--- Document segment ---
★ ★ ★

Here is one story that will give you a sense of him. I was doing research on my 2004 book The Other Women’s Movement, which is about labor feminism and the women who built the labor movement. I’m in the Southern Labor Archives in Atlanta, Georgia, and I get up from my desk to go to the bathroom.  In the hallway is a large picture of the signing of Georgia’s first minimum wage law in 1959.  All the people are identified by name, except for one. He is listed as no name or “unable to identify”.  It was my father. So it was fun. I got to go tell the archivist, “I can tell you the name of that person.”

My mother was just as influential but in a different way. She was a voracious learner, cared deeply about education, voted Democratic even when my father didn’t (I promised her I wouldn’t tell my father in 1980 when she didn’t vote for Reagan), and admired people who acted with fairness and kindness toward others.  She never finished high school because as the oldest child she was expected to help support the family, which she did, getting a job in an Atlanta sewing factory in the middle of the Great Depression.  Later, she insisted on continuing to work outside the home and controlling how she spent her income. She also joined lots of community groups and was an officer in the women’s auxiliary of the Brotherhood of Locomotive Engineers, as was my grandmother.  Women’s auxiliaries later came to be thought of as embarrassing second-class organizations, relics of pre-feminist days. But my mother and grandmother took great pleasure and pride in the lobbying, political education, and other work of the auxiliary.

So that’s a bit about my background. And I can certainly talk about some of the civil rights activities that I got involved with in high school before I went away to college at Smith in 1967.  Those were important, too.

JW: Do you want to talk about that, any of your civil rights background?

DSC: My involvement began fairly early, first as an observer. I was 11 years old and taking the bus to my music lesson, and I sat down in the wrong seat, meaning that I sat down next to a Black woman.  Some of the white people in the bus started yelling at me, saying, “Get up, get up. You have to get out of that seat. Don’t sit next to her.” In truth, they weren’t using such polite language.  I didn’t know what to do, but I’m actually a pretty shy person, and I just froze. I just stood my ground, whether out of fear or what, I just sat there. Both of us took a lot of abuse.  I remember it as one of the longest bus rides of my life.

I didn’t know how to think about what happened on that bus for a long time, but it stayed with me. I remember thinking about it again very seriously when my public high school started to integrate a few years later. It was the same issue with seats. I was in 8th grade home room and on the first day of the new school year we all came in and took our seats. This time I wasn’t the offender.  But a white classmate sat in the wrong chair and the teacher said, “You can’t sit there. Get up. Get up. A Black person sat in that chair. It’s dirty.” It was 1962 and the first black student had enrolled at North Fulton High School. And there were, as these stories indicate, some stark and horrific injustices that I became more and more concerned with and involved with.

My high school was not successfully integrated until much later, but I got involved with the YWCA. These were multiracial programs. I began to cross the race lines in terms of friendships, in terms of activities. By my senior year in college, I was working with Hector Black, who was a Quaker activist who’d come from the North in 1965 to set up programs in Vine City, a poor Black community in Atlanta. And I worked in a Head Start program there. And there were lots of struggles in my family and in my community and among my friends about all these issues, but at that point, I was really happy to leave that behind and move North.

★ ★ ★

--- Directions ---
• a. Copy word for word a passage of the interview about family and civil rights in Atlanta. Begin at the words "JW: Do you want" and stop after "of my life.".
• b. Write the next part of the interview about family and civil rights in Atlanta, continuing from its final sentence.

(Layout annotation records)
★ ★ ★

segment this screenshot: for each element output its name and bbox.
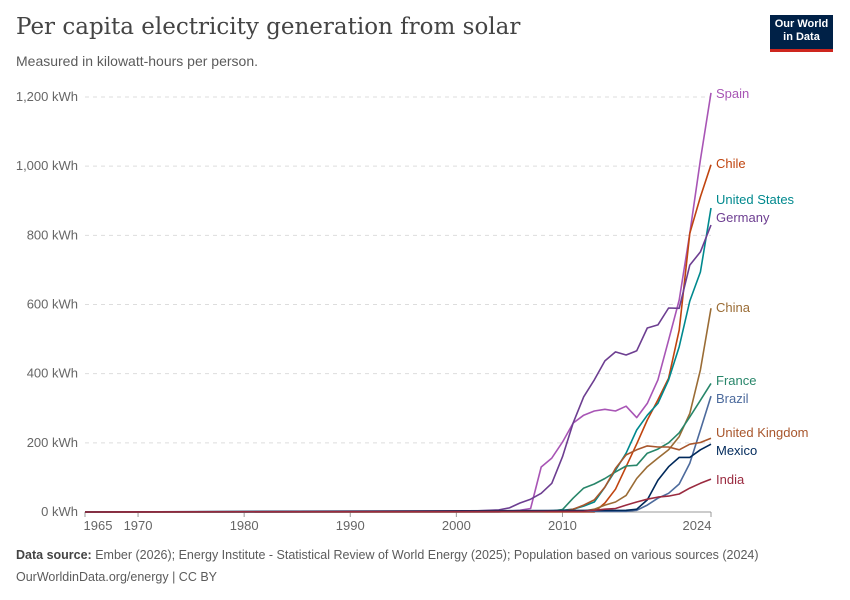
series-label: Mexico	[716, 443, 757, 458]
x-tick-label: 2010	[548, 518, 577, 533]
series-label: United States	[716, 192, 795, 207]
series-line-india	[84, 478, 712, 513]
series-label: Germany	[716, 210, 770, 225]
owid-logo[interactable]: Our World in Data	[770, 15, 833, 52]
footer-link[interactable]: OurWorldinData.org/energy | CC BY	[16, 570, 218, 584]
source-text: Ember (2026); Energy Institute - Statist…	[95, 548, 759, 562]
chart-subtitle: Measured in kilowatt-hours per person.	[16, 53, 259, 69]
series-line-brazil	[84, 395, 712, 513]
x-tick-label: 2024	[683, 518, 712, 533]
line-chart: 0 kWh 200 kWh 400 kWh 600 kWh 800 kWh 1,000 k…	[16, 86, 809, 533]
y-tick-label: 200 kWh	[27, 435, 78, 450]
series-label: United Kingdom	[716, 425, 809, 440]
source-label: Data source:	[16, 548, 92, 562]
series-label: China	[716, 300, 751, 315]
y-tick-label: 0 kWh	[41, 504, 78, 519]
series-label: France	[716, 373, 756, 388]
series-line-united-kingdom	[84, 437, 712, 513]
series-line-china	[84, 308, 712, 513]
x-tick-label: 2000	[442, 518, 471, 533]
series-label: Chile	[716, 156, 746, 171]
series-line-mexico	[84, 443, 712, 513]
series-line-germany	[84, 224, 712, 513]
x-tick-label: 1980	[230, 518, 259, 533]
y-tick-label: 400 kWh	[27, 366, 78, 381]
x-tick-label: 1965	[84, 518, 113, 533]
series-line-france	[84, 382, 712, 513]
series-line-spain	[85, 92, 712, 513]
series-label: Brazil	[716, 391, 749, 406]
x-tick-label: 1990	[336, 518, 365, 533]
data-source: Data source: Ember (2026); Energy Instit…	[16, 548, 759, 562]
series-line-chile	[85, 164, 712, 513]
chart-title: Per capita electricity generation from s…	[16, 14, 521, 40]
y-tick-label: 1,000 kWh	[16, 158, 78, 173]
y-tick-label: 1,200 kWh	[16, 89, 78, 104]
y-tick-label: 600 kWh	[27, 297, 78, 312]
y-tick-label: 800 kWh	[27, 227, 78, 242]
series-label: India	[716, 472, 745, 487]
series-label: Spain	[716, 86, 749, 101]
x-tick-label: 1970	[124, 518, 153, 533]
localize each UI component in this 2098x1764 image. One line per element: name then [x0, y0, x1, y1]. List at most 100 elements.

★ ★ ★

--- Answers to the problems ---
• a.
JW: Do you want to talk about that, any of your civil rights background?

DSC: My involvement began fairly early, first as an observer. I was 11 years old and taking the bus to my music lesson, and I sat down in the wrong seat, meaning that I sat down next to a Black woman.  Some of the white people in the bus started yelling at me, saying, “Get up, get up. You have to get out of that seat. Don’t sit next to her.” In truth, they weren’t using such polite language.  I didn’t know what to do, but I’m actually a pretty shy person, and I just froze. I just stood my ground, whether out of fear or what, I just sat there. Both of us took a lot of abuse.  I remember it as one of the longest bus rides of my life.

• b.
My boyfriend at the time had gone to Yale and I thought of going there too.  But women were not allowed to apply to the elite men’s schools. It was 1967. I applied to lots of other schools, and ended up deciding on Smith College, in part because – and I remember this quite distinctively — reading a Smith recruiting brochure that lauded Smith as a place where you could think anything you wanted to think. That this was a place of intellectual inquiry and a place that valued women’s minds and free thought. I thought, “That’s for me.”  It certainly didn’t turn out that way. But that’s what drew me there. And I remember my father rode the train with me up to Massachusetts, and it was a whole new world.

JW: How did you get introduced then to the women’s movement, women’s issues?

DSC: I arrived at Smith in the fall of 1967, and that first year was really difficult, in part because I didn’t have a great academic preparation for it in public school. But also, there was a lot of misunderstanding and condescension about Southerners. So anytime I opened my mouth, people thought I was an idiot. And then there were class issues, too. So that first year was difficult. I went back home and I told my father I wasn’t going to continue at Smith. I was going to drop out. And he was furious because I had a full scholarship. And he said, “If you drop out, I’ll never send you another dime.” And he meant it, and he lived up to that.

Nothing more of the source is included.